Aim of the task ::
Reproduce every entry exactly, without alteration.

Dataset excerpts ::
----------------------------------------

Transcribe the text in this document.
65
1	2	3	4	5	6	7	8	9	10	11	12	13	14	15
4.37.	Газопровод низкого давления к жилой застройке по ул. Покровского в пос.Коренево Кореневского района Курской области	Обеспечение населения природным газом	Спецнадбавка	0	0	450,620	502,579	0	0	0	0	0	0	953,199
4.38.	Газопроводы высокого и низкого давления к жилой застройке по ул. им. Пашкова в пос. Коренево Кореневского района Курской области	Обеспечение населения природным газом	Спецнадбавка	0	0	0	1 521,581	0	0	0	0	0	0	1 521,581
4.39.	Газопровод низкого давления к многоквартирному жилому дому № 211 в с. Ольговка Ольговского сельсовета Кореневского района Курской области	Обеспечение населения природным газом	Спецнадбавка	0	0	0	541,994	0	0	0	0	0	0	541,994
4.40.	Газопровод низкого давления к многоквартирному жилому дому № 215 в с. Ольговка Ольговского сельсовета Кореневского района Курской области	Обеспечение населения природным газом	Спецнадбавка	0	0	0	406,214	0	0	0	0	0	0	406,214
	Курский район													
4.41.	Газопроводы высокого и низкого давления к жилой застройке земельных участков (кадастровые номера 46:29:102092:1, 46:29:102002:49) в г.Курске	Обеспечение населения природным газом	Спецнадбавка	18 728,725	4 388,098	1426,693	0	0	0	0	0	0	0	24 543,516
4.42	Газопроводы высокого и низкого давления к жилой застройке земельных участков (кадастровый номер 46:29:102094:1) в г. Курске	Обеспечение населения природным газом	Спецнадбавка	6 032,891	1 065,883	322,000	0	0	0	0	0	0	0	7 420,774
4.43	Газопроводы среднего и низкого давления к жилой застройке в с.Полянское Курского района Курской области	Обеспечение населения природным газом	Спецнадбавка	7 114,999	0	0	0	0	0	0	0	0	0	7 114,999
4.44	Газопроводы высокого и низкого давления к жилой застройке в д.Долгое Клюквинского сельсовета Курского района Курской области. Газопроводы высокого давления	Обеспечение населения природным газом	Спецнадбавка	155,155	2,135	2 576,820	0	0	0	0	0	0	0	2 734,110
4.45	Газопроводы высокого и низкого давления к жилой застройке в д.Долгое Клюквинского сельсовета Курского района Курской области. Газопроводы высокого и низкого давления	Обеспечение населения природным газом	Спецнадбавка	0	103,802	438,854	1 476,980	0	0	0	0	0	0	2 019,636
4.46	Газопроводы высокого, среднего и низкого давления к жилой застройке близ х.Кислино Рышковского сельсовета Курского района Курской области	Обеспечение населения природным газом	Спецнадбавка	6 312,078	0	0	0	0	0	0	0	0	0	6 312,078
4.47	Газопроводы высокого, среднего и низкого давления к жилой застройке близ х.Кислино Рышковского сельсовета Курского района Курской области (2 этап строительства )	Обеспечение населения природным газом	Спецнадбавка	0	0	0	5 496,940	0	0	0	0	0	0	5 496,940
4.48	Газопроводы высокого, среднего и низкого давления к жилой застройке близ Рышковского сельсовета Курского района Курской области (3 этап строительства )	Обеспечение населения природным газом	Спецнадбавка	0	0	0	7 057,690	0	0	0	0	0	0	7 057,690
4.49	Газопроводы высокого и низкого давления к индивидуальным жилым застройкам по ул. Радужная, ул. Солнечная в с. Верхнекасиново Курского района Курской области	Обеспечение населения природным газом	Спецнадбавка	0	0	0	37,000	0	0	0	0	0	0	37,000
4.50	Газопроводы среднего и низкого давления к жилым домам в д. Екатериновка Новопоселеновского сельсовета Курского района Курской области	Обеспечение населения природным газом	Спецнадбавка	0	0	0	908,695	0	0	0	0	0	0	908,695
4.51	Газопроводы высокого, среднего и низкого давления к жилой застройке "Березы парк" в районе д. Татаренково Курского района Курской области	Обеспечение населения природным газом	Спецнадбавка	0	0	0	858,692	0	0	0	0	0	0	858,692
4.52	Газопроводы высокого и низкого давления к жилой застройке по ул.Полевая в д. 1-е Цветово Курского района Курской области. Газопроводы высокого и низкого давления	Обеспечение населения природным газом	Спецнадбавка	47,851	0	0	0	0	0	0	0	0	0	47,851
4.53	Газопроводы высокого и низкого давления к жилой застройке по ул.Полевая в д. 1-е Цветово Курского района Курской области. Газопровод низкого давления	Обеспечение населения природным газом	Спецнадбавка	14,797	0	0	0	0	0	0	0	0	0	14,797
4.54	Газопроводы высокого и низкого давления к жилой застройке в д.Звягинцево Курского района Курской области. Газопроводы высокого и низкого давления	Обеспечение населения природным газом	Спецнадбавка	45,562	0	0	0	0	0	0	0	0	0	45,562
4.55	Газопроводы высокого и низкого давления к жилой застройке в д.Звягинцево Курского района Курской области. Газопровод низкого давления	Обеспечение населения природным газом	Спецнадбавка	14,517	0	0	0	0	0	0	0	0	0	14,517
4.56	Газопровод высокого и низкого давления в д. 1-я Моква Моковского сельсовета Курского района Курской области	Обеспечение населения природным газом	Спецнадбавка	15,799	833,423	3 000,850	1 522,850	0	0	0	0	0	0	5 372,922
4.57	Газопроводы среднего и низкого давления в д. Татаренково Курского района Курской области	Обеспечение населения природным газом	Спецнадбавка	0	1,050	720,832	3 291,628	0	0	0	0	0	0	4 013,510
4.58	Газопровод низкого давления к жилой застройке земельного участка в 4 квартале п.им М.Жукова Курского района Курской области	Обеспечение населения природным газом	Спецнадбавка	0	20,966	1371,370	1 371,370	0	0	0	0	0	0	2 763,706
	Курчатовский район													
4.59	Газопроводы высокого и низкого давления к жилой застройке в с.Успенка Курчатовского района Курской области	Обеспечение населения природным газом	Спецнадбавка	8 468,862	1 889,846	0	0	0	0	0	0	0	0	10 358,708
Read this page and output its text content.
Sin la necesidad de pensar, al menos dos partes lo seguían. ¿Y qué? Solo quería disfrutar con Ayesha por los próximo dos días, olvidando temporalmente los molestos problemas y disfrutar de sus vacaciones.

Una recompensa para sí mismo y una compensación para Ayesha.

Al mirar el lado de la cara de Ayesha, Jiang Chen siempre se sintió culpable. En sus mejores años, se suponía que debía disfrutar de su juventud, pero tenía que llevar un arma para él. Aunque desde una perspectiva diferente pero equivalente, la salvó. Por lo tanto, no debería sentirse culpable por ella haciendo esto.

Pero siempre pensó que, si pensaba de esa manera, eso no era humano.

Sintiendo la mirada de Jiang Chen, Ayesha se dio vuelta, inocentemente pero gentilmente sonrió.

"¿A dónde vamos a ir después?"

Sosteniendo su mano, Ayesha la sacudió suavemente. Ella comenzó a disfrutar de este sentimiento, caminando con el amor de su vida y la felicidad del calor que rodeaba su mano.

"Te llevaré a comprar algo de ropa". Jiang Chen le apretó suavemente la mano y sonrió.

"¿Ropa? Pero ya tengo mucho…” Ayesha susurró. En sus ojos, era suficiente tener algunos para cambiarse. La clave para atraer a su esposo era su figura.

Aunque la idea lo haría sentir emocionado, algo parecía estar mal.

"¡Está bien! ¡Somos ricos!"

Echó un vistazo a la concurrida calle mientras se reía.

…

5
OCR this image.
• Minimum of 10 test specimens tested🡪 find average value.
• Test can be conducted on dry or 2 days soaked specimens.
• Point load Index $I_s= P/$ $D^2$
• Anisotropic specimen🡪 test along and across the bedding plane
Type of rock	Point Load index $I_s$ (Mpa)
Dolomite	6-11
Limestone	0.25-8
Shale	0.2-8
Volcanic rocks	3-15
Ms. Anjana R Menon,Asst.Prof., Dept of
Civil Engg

----------------------------------------

Answer to this task ::
Transcribe the text in this document.
65
1	2	3	4	5	6	7	8	9	10	11	12	13	14	15
4.37.	Газопровод низкого давления к жилой застройке по ул. Покровского в пос.Коренево Кореневского района Курской области	Обеспечение населения природным газом	Спецнадбавка	0	0	450,620	502,579	0	0	0	0	0	0	953,199
4.38.	Газопроводы высокого и низкого давления к жилой застройке по ул. им. Пашкова в пос. Коренево Кореневского района Курской области	Обеспечение населения природным газом	Спецнадбавка	0	0	0	1 521,581	0	0	0	0	0	0	1 521,581
4.39.	Газопровод низкого давления к многоквартирному жилому дому № 211 в с. Ольговка Ольговского сельсовета Кореневского района Курской области	Обеспечение населения природным газом	Спецнадбавка	0	0	0	541,994	0	0	0	0	0	0	541,994
4.40.	Газопровод низкого давления к многоквартирному жилому дому № 215 в с. Ольговка Ольговского сельсовета Кореневского района Курской области	Обеспечение населения природным газом	Спецнадбавка	0	0	0	406,214	0	0	0	0	0	0	406,214
	Курский район													
4.41.	Газопроводы высокого и низкого давления к жилой застройке земельных участков (кадастровые номера 46:29:102092:1, 46:29:102002:49) в г.Курске	Обеспечение населения природным газом	Спецнадбавка	18 728,725	4 388,098	1426,693	0	0	0	0	0	0	0	24 543,516
4.42	Газопроводы высокого и низкого давления к жилой застройке земельных участков (кадастровый номер 46:29:102094:1) в г. Курске	Обеспечение населения природным газом	Спецнадбавка	6 032,891	1 065,883	322,000	0	0	0	0	0	0	0	7 420,774
4.43	Газопроводы среднего и низкого давления к жилой застройке в с.Полянское Курского района Курской области	Обеспечение населения природным газом	Спецнадбавка	7 114,999	0	0	0	0	0	0	0	0	0	7 114,999
4.44	Газопроводы высокого и низкого давления к жилой застройке в д.Долгое Клюквинского сельсовета Курского района Курской области. Газопроводы высокого давления	Обеспечение населения природным газом	Спецнадбавка	155,155	2,135	2 576,820	0	0	0	0	0	0	0	2 734,110
4.45	Газопроводы высокого и низкого давления к жилой застройке в д.Долгое Клюквинского сельсовета Курского района Курской области. Газопроводы высокого и низкого давления	Обеспечение населения природным газом	Спецнадбавка	0	103,802	438,854	1 476,980	0	0	0	0	0	0	2 019,636
4.46	Газопроводы высокого, среднего и низкого давления к жилой застройке близ х.Кислино Рышковского сельсовета Курского района Курской области	Обеспечение населения природным газом	Спецнадбавка	6 312,078	0	0	0	0	0	0	0	0	0	6 312,078
4.47	Газопроводы высокого, среднего и низкого давления к жилой застройке близ х.Кислино Рышковского сельсовета Курского района Курской области (2 этап строительства )	Обеспечение населения природным газом	Спецнадбавка	0	0	0	5 496,940	0	0	0	0	0	0	5 496,940
4.48	Газопроводы высокого, среднего и низкого давления к жилой застройке близ Рышковского сельсовета Курского района Курской области (3 этап строительства )	Обеспечение населения природным газом	Спецнадбавка	0	0	0	7 057,690	0	0	0	0	0	0	7 057,690
4.49	Газопроводы высокого и низкого давления к индивидуальным жилым застройкам по ул. Радужная, ул. Солнечная в с. Верхнекасиново Курского района Курской области	Обеспечение населения природным газом	Спецнадбавка	0	0	0	37,000	0	0	0	0	0	0	37,000
4.50	Газопроводы среднего и низкого давления к жилым домам в д. Екатериновка Новопоселеновского сельсовета Курского района Курской области	Обеспечение населения природным газом	Спецнадбавка	0	0	0	908,695	0	0	0	0	0	0	908,695
4.51	Газопроводы высокого, среднего и низкого давления к жилой застройке "Березы парк" в районе д. Татаренково Курского района Курской области	Обеспечение населения природным газом	Спецнадбавка	0	0	0	858,692	0	0	0	0	0	0	858,692
4.52	Газопроводы высокого и низкого давления к жилой застройке по ул.Полевая в д. 1-е Цветово Курского района Курской области. Газопроводы высокого и низкого давления	Обеспечение населения природным газом	Спецнадбавка	47,851	0	0	0	0	0	0	0	0	0	47,851
4.53	Газопроводы высокого и низкого давления к жилой застройке по ул.Полевая в д. 1-е Цветово Курского района Курской области. Газопровод низкого давления	Обеспечение населения природным газом	Спецнадбавка	14,797	0	0	0	0	0	0	0	0	0	14,797
4.54	Газопроводы высокого и низкого давления к жилой застройке в д.Звягинцево Курского района Курской области. Газопроводы высокого и низкого давления	Обеспечение населения природным газом	Спецнадбавка	45,562	0	0	0	0	0	0	0	0	0	45,562
4.55	Газопроводы высокого и низкого давления к жилой застройке в д.Звягинцево Курского района Курской области. Газопровод низкого давления	Обеспечение населения природным газом	Спецнадбавка	14,517	0	0	0	0	0	0	0	0	0	14,517
4.56	Газопровод высокого и низкого давления в д. 1-я Моква Моковского сельсовета Курского района Курской области	Обеспечение населения природным газом	Спецнадбавка	15,799	833,423	3 000,850	1 522,850	0	0	0	0	0	0	5 372,922
4.57	Газопроводы среднего и низкого давления в д. Татаренково Курского района Курской области	Обеспечение населения природным газом	Спецнадбавка	0	1,050	720,832	3 291,628	0	0	0	0	0	0	4 013,510
4.58	Газопровод низкого давления к жилой застройке земельного участка в 4 квартале п.им М.Жукова Курского района Курской области	Обеспечение населения природным газом	Спецнадбавка	0	20,966	1371,370	1 371,370	0	0	0	0	0	0	2 763,706
	Курчатовский район													
4.59	Газопроводы высокого и низкого давления к жилой застройке в с.Успенка Курчатовского района Курской области	Обеспечение населения природным газом	Спецнадбавка	8 468,862	1 889,846	0	0	0	0	0	0	0	0	10 358,708
Read this page and output its text content.
Sin la necesidad de pensar, al menos dos partes lo seguían. ¿Y qué? Solo quería disfrutar con Ayesha por los próximo dos días, olvidando temporalmente los molestos problemas y disfrutar de sus vacaciones.

Una recompensa para sí mismo y una compensación para Ayesha.

Al mirar el lado de la cara de Ayesha, Jiang Chen siempre se sintió culpable. En sus mejores años, se suponía que debía disfrutar de su juventud, pero tenía que llevar un arma para él. Aunque desde una perspectiva diferente pero equivalente, la salvó. Por lo tanto, no debería sentirse culpable por ella haciendo esto.

Pero siempre pensó que, si pensaba de esa manera, eso no era humano.

Sintiendo la mirada de Jiang Chen, Ayesha se dio vuelta, inocentemente pero gentilmente sonrió.

"¿A dónde vamos a ir después?"

Sosteniendo su mano, Ayesha la sacudió suavemente. Ella comenzó a disfrutar de este sentimiento, caminando con el amor de su vida y la felicidad del calor que rodeaba su mano.

"Te llevaré a comprar algo de ropa". Jiang Chen le apretó suavemente la mano y sonrió.

"¿Ropa? Pero ya tengo mucho…” Ayesha susurró. En sus ojos, era suficiente tener algunos para cambiarse. La clave para atraer a su esposo era su figura.

Aunque la idea lo haría sentir emocionado, algo parecía estar mal.

"¡Está bien! ¡Somos ricos!"

Echó un vistazo a la concurrida calle mientras se reía.

…

5
OCR this image.
• Minimum of 10 test specimens tested🡪 find average value.
• Test can be conducted on dry or 2 days soaked specimens.
• Point load Index $I_s= P/$ $D^2$
• Anisotropic specimen🡪 test along and across the bedding plane
Type of rock	Point Load index $I_s$ (Mpa)
Dolomite	6-11
Limestone	0.25-8
Shale	0.2-8
Volcanic rocks	3-15
Ms. Anjana R Menon,Asst.Prof., Dept of
Civil Engg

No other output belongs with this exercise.